Supplied data:
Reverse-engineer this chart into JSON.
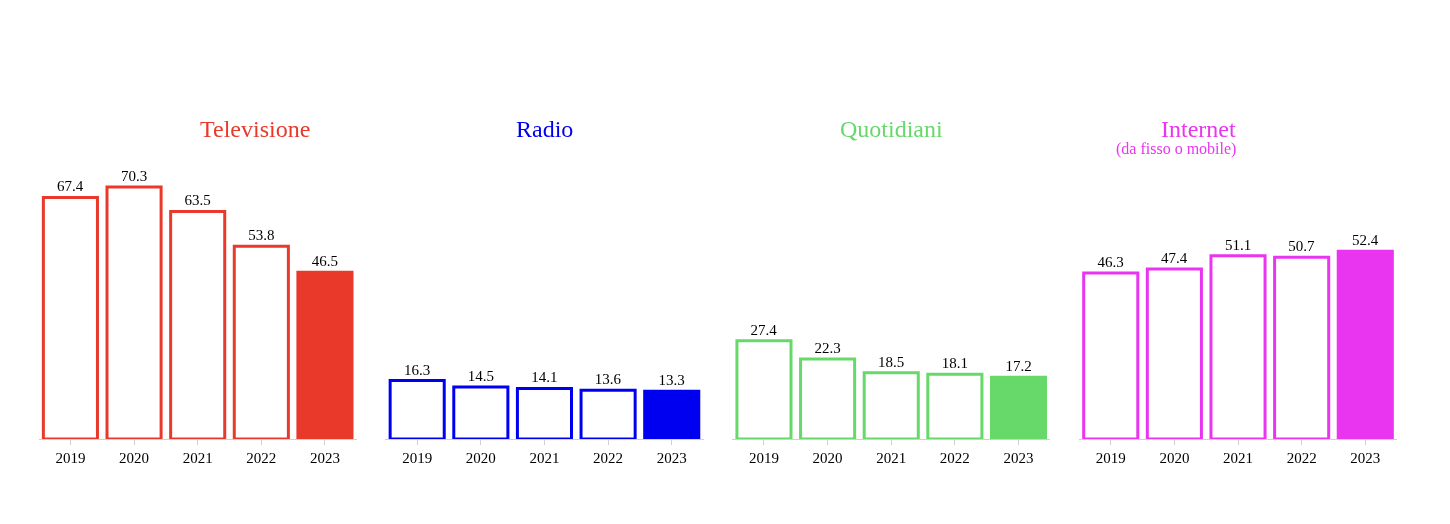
{
  "chart_data": [
    {
      "type": "bar",
      "title": "Televisione",
      "categories": [
        "2019",
        "2020",
        "2021",
        "2022",
        "2023"
      ],
      "values": [
        67.4,
        70.3,
        63.5,
        53.8,
        46.5
      ],
      "color": "#e8392a",
      "colors": [
        "#ffffff",
        "#ffffff",
        "#ffffff",
        "#ffffff",
        "#e8392a"
      ],
      "data_labels": true
    },
    {
      "type": "bar",
      "title": "Radio",
      "categories": [
        "2019",
        "2020",
        "2021",
        "2022",
        "2023"
      ],
      "values": [
        16.3,
        14.5,
        14.1,
        13.6,
        13.3
      ],
      "color": "#0000f0",
      "colors": [
        "#ffffff",
        "#ffffff",
        "#ffffff",
        "#ffffff",
        "#0000f0"
      ],
      "data_labels": true
    },
    {
      "type": "bar",
      "title": "Quotidiani",
      "categories": [
        "2019",
        "2020",
        "2021",
        "2022",
        "2023"
      ],
      "values": [
        27.4,
        22.3,
        18.5,
        18.1,
        17.2
      ],
      "color": "#66d96a",
      "colors": [
        "#ffffff",
        "#ffffff",
        "#ffffff",
        "#ffffff",
        "#66d96a"
      ],
      "data_labels": true
    },
    {
      "type": "bar",
      "title": "Internet",
      "subtitle": "(da fisso o mobile)",
      "categories": [
        "2019",
        "2020",
        "2021",
        "2022",
        "2023"
      ],
      "values": [
        46.3,
        47.4,
        51.1,
        50.7,
        52.4
      ],
      "color": "#e935f0",
      "colors": [
        "#ffffff",
        "#ffffff",
        "#ffffff",
        "#ffffff",
        "#e935f0"
      ],
      "data_labels": true
    }
  ]
}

To be done: Your task is to reproduce all of the material exactly. The pictures stay out.

Exercise answer:
Reverse-engineer this chart into JSON.
{
  "chart_data": [
    {
      "type": "bar",
      "title": "Televisione",
      "categories": [
        "2019",
        "2020",
        "2021",
        "2022",
        "2023"
      ],
      "values": [
        67.4,
        70.3,
        63.5,
        53.8,
        46.5
      ],
      "color": "#e8392a",
      "colors": [
        "#ffffff",
        "#ffffff",
        "#ffffff",
        "#ffffff",
        "#e8392a"
      ],
      "data_labels": true
    },
    {
      "type": "bar",
      "title": "Radio",
      "categories": [
        "2019",
        "2020",
        "2021",
        "2022",
        "2023"
      ],
      "values": [
        16.3,
        14.5,
        14.1,
        13.6,
        13.3
      ],
      "color": "#0000f0",
      "colors": [
        "#ffffff",
        "#ffffff",
        "#ffffff",
        "#ffffff",
        "#0000f0"
      ],
      "data_labels": true
    },
    {
      "type": "bar",
      "title": "Quotidiani",
      "categories": [
        "2019",
        "2020",
        "2021",
        "2022",
        "2023"
      ],
      "values": [
        27.4,
        22.3,
        18.5,
        18.1,
        17.2
      ],
      "color": "#66d96a",
      "colors": [
        "#ffffff",
        "#ffffff",
        "#ffffff",
        "#ffffff",
        "#66d96a"
      ],
      "data_labels": true
    },
    {
      "type": "bar",
      "title": "Internet",
      "subtitle": "(da fisso o mobile)",
      "categories": [
        "2019",
        "2020",
        "2021",
        "2022",
        "2023"
      ],
      "values": [
        46.3,
        47.4,
        51.1,
        50.7,
        52.4
      ],
      "color": "#e935f0",
      "colors": [
        "#ffffff",
        "#ffffff",
        "#ffffff",
        "#ffffff",
        "#e935f0"
      ],
      "data_labels": true
    }
  ]
}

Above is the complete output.